SHORT PROBLEM:
Quote each record exactly, please, leaving none out.

-- start ENTRIES --

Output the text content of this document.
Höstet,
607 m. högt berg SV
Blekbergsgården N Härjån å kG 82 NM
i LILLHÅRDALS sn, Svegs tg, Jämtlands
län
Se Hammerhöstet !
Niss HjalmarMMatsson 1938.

-- end ENTRIES --

RESULT:
Output the text content of this document.
Höstet,
607 m. högt berg SV
Blekbergsgården N Härjån å kG 82 NM
i LILLHÅRDALS sn, Svegs tg, Jämtlands
län
Se Hammerhöstet !
Niss HjalmarMMatsson 1938.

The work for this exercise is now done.